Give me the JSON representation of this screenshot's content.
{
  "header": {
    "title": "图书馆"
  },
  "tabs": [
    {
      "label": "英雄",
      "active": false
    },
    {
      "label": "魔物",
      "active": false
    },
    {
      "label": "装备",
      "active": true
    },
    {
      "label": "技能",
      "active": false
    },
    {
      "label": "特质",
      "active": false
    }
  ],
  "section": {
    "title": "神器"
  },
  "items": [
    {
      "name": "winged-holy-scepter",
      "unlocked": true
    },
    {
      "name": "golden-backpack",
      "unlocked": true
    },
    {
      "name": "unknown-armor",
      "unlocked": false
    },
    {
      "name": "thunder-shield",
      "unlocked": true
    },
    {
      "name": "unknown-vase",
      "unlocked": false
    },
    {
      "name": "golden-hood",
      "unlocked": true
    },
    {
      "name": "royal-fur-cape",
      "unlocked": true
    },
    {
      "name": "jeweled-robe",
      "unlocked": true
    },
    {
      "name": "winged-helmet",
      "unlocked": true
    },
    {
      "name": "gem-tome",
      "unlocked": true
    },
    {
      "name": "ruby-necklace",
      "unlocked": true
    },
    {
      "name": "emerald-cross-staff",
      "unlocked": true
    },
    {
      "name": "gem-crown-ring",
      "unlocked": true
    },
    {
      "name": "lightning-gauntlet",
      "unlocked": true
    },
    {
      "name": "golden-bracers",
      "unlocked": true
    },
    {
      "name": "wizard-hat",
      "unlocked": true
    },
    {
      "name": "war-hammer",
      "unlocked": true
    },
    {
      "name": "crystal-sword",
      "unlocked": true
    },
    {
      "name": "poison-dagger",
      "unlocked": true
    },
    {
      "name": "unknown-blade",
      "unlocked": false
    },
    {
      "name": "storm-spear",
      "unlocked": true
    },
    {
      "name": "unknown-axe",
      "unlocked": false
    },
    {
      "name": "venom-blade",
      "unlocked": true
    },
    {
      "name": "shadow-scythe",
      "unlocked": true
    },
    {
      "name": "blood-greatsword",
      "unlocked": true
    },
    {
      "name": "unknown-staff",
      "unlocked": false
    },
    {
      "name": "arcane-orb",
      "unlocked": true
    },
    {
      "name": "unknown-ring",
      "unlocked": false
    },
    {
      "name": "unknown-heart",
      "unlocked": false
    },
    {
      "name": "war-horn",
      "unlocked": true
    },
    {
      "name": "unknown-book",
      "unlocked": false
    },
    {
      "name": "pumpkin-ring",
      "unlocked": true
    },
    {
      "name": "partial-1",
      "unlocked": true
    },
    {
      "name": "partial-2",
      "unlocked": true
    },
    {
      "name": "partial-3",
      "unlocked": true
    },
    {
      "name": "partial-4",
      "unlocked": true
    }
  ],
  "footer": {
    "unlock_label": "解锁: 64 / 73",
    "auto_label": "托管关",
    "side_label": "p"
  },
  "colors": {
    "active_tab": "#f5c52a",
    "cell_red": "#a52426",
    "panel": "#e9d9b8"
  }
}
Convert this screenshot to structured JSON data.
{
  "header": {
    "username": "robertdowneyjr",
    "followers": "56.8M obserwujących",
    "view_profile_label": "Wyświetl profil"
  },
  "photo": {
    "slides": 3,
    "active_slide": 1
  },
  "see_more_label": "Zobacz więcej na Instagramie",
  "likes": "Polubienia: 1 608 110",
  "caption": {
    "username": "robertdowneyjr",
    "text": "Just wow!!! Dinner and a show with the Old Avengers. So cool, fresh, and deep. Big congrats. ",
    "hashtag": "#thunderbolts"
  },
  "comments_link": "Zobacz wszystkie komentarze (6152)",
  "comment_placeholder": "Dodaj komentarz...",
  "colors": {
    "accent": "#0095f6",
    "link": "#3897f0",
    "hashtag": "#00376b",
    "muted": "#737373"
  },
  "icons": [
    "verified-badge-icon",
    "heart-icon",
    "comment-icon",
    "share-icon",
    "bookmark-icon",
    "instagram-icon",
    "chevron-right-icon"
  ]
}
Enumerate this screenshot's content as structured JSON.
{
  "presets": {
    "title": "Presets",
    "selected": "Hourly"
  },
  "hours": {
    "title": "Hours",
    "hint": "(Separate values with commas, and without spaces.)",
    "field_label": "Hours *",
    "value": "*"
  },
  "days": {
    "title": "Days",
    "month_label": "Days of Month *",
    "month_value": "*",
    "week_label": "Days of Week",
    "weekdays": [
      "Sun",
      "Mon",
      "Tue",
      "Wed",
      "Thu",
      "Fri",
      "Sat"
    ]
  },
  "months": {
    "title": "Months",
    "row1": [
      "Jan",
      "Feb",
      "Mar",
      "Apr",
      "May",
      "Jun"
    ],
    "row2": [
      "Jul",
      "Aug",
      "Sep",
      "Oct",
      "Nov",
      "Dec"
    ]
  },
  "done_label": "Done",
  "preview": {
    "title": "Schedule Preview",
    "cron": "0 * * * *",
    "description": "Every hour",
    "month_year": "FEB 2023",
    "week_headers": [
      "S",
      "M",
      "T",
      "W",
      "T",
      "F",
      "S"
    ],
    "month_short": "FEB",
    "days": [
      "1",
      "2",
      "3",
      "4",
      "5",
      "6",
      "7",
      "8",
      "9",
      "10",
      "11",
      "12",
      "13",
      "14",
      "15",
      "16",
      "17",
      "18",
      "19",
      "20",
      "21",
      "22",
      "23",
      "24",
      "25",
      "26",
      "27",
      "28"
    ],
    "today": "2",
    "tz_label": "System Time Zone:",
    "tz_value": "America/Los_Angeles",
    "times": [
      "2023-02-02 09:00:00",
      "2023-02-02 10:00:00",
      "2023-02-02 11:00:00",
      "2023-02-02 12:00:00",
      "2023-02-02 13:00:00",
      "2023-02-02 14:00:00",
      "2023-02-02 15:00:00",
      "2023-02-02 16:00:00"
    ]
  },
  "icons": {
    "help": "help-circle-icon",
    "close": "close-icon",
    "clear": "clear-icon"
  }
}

- _WHAT IS EXPECTED_:
Please copy out each record, character for character.

- _FINISHED TASK_:
Give me the JSON representation of this screenshot's content.
{
  "header": {
    "title": "图书馆"
  },
  "tabs": [
    {
      "label": "英雄",
      "active": false
    },
    {
      "label": "魔物",
      "active": false
    },
    {
      "label": "装备",
      "active": true
    },
    {
      "label": "技能",
      "active": false
    },
    {
      "label": "特质",
      "active": false
    }
  ],
  "section": {
    "title": "神器"
  },
  "items": [
    {
      "name": "winged-holy-scepter",
      "unlocked": true
    },
    {
      "name": "golden-backpack",
      "unlocked": true
    },
    {
      "name": "unknown-armor",
      "unlocked": false
    },
    {
      "name": "thunder-shield",
      "unlocked": true
    },
    {
      "name": "unknown-vase",
      "unlocked": false
    },
    {
      "name": "golden-hood",
      "unlocked": true
    },
    {
      "name": "royal-fur-cape",
      "unlocked": true
    },
    {
      "name": "jeweled-robe",
      "unlocked": true
    },
    {
      "name": "winged-helmet",
      "unlocked": true
    },
    {
      "name": "gem-tome",
      "unlocked": true
    },
    {
      "name": "ruby-necklace",
      "unlocked": true
    },
    {
      "name": "emerald-cross-staff",
      "unlocked": true
    },
    {
      "name": "gem-crown-ring",
      "unlocked": true
    },
    {
      "name": "lightning-gauntlet",
      "unlocked": true
    },
    {
      "name": "golden-bracers",
      "unlocked": true
    },
    {
      "name": "wizard-hat",
      "unlocked": true
    },
    {
      "name": "war-hammer",
      "unlocked": true
    },
    {
      "name": "crystal-sword",
      "unlocked": true
    },
    {
      "name": "poison-dagger",
      "unlocked": true
    },
    {
      "name": "unknown-blade",
      "unlocked": false
    },
    {
      "name": "storm-spear",
      "unlocked": true
    },
    {
      "name": "unknown-axe",
      "unlocked": false
    },
    {
      "name": "venom-blade",
      "unlocked": true
    },
    {
      "name": "shadow-scythe",
      "unlocked": true
    },
    {
      "name": "blood-greatsword",
      "unlocked": true
    },
    {
      "name": "unknown-staff",
      "unlocked": false
    },
    {
      "name": "arcane-orb",
      "unlocked": true
    },
    {
      "name": "unknown-ring",
      "unlocked": false
    },
    {
      "name": "unknown-heart",
      "unlocked": false
    },
    {
      "name": "war-horn",
      "unlocked": true
    },
    {
      "name": "unknown-book",
      "unlocked": false
    },
    {
      "name": "pumpkin-ring",
      "unlocked": true
    },
    {
      "name": "partial-1",
      "unlocked": true
    },
    {
      "name": "partial-2",
      "unlocked": true
    },
    {
      "name": "partial-3",
      "unlocked": true
    },
    {
      "name": "partial-4",
      "unlocked": true
    }
  ],
  "footer": {
    "unlock_label": "解锁: 64 / 73",
    "auto_label": "托管关",
    "side_label": "p"
  },
  "colors": {
    "active_tab": "#f5c52a",
    "cell_red": "#a52426",
    "panel": "#e9d9b8"
  }
}
Convert this screenshot to structured JSON data.
{
  "header": {
    "username": "robertdowneyjr",
    "followers": "56.8M obserwujących",
    "view_profile_label": "Wyświetl profil"
  },
  "photo": {
    "slides": 3,
    "active_slide": 1
  },
  "see_more_label": "Zobacz więcej na Instagramie",
  "likes": "Polubienia: 1 608 110",
  "caption": {
    "username": "robertdowneyjr",
    "text": "Just wow!!! Dinner and a show with the Old Avengers. So cool, fresh, and deep. Big congrats. ",
    "hashtag": "#thunderbolts"
  },
  "comments_link": "Zobacz wszystkie komentarze (6152)",
  "comment_placeholder": "Dodaj komentarz...",
  "colors": {
    "accent": "#0095f6",
    "link": "#3897f0",
    "hashtag": "#00376b",
    "muted": "#737373"
  },
  "icons": [
    "verified-badge-icon",
    "heart-icon",
    "comment-icon",
    "share-icon",
    "bookmark-icon",
    "instagram-icon",
    "chevron-right-icon"
  ]
}
Enumerate this screenshot's content as structured JSON.
{
  "presets": {
    "title": "Presets",
    "selected": "Hourly"
  },
  "hours": {
    "title": "Hours",
    "hint": "(Separate values with commas, and without spaces.)",
    "field_label": "Hours *",
    "value": "*"
  },
  "days": {
    "title": "Days",
    "month_label": "Days of Month *",
    "month_value": "*",
    "week_label": "Days of Week",
    "weekdays": [
      "Sun",
      "Mon",
      "Tue",
      "Wed",
      "Thu",
      "Fri",
      "Sat"
    ]
  },
  "months": {
    "title": "Months",
    "row1": [
      "Jan",
      "Feb",
      "Mar",
      "Apr",
      "May",
      "Jun"
    ],
    "row2": [
      "Jul",
      "Aug",
      "Sep",
      "Oct",
      "Nov",
      "Dec"
    ]
  },
  "done_label": "Done",
  "preview": {
    "title": "Schedule Preview",
    "cron": "0 * * * *",
    "description": "Every hour",
    "month_year": "FEB 2023",
    "week_headers": [
      "S",
      "M",
      "T",
      "W",
      "T",
      "F",
      "S"
    ],
    "month_short": "FEB",
    "days": [
      "1",
      "2",
      "3",
      "4",
      "5",
      "6",
      "7",
      "8",
      "9",
      "10",
      "11",
      "12",
      "13",
      "14",
      "15",
      "16",
      "17",
      "18",
      "19",
      "20",
      "21",
      "22",
      "23",
      "24",
      "25",
      "26",
      "27",
      "28"
    ],
    "today": "2",
    "tz_label": "System Time Zone:",
    "tz_value": "America/Los_Angeles",
    "times": [
      "2023-02-02 09:00:00",
      "2023-02-02 10:00:00",
      "2023-02-02 11:00:00",
      "2023-02-02 12:00:00",
      "2023-02-02 13:00:00",
      "2023-02-02 14:00:00",
      "2023-02-02 15:00:00",
      "2023-02-02 16:00:00"
    ]
  },
  "icons": {
    "help": "help-circle-icon",
    "close": "close-icon",
    "clear": "clear-icon"
  }
}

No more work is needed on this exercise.